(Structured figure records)

--- BEGIN ---

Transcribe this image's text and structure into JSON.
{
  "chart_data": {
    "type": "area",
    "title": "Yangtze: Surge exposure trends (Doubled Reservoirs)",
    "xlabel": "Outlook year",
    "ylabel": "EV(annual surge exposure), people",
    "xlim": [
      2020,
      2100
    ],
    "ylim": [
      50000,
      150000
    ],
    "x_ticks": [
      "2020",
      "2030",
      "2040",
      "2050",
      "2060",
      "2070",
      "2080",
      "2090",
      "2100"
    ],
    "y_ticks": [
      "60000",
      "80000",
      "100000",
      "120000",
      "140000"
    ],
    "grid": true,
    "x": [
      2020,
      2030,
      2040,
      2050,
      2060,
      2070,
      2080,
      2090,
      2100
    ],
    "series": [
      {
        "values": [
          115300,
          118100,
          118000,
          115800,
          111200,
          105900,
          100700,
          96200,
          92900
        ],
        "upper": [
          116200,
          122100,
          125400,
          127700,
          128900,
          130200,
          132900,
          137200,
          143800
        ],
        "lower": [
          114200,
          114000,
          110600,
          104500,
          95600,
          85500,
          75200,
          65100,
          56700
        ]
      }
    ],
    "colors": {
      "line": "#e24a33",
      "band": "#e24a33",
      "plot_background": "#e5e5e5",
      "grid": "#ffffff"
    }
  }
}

--- END ---

Brief -
Nothing should be left out: repeat all of the data exactly.

Reply to the exercise -
Transcribe this image's text and structure into JSON.
{
  "chart_data": {
    "type": "area",
    "title": "Yangtze: Surge exposure trends (Doubled Reservoirs)",
    "xlabel": "Outlook year",
    "ylabel": "EV(annual surge exposure), people",
    "xlim": [
      2020,
      2100
    ],
    "ylim": [
      50000,
      150000
    ],
    "x_ticks": [
      "2020",
      "2030",
      "2040",
      "2050",
      "2060",
      "2070",
      "2080",
      "2090",
      "2100"
    ],
    "y_ticks": [
      "60000",
      "80000",
      "100000",
      "120000",
      "140000"
    ],
    "grid": true,
    "x": [
      2020,
      2030,
      2040,
      2050,
      2060,
      2070,
      2080,
      2090,
      2100
    ],
    "series": [
      {
        "values": [
          115300,
          118100,
          118000,
          115800,
          111200,
          105900,
          100700,
          96200,
          92900
        ],
        "upper": [
          116200,
          122100,
          125400,
          127700,
          128900,
          130200,
          132900,
          137200,
          143800
        ],
        "lower": [
          114200,
          114000,
          110600,
          104500,
          95600,
          85500,
          75200,
          65100,
          56700
        ]
      }
    ],
    "colors": {
      "line": "#e24a33",
      "band": "#e24a33",
      "plot_background": "#e5e5e5",
      "grid": "#ffffff"
    }
  }
}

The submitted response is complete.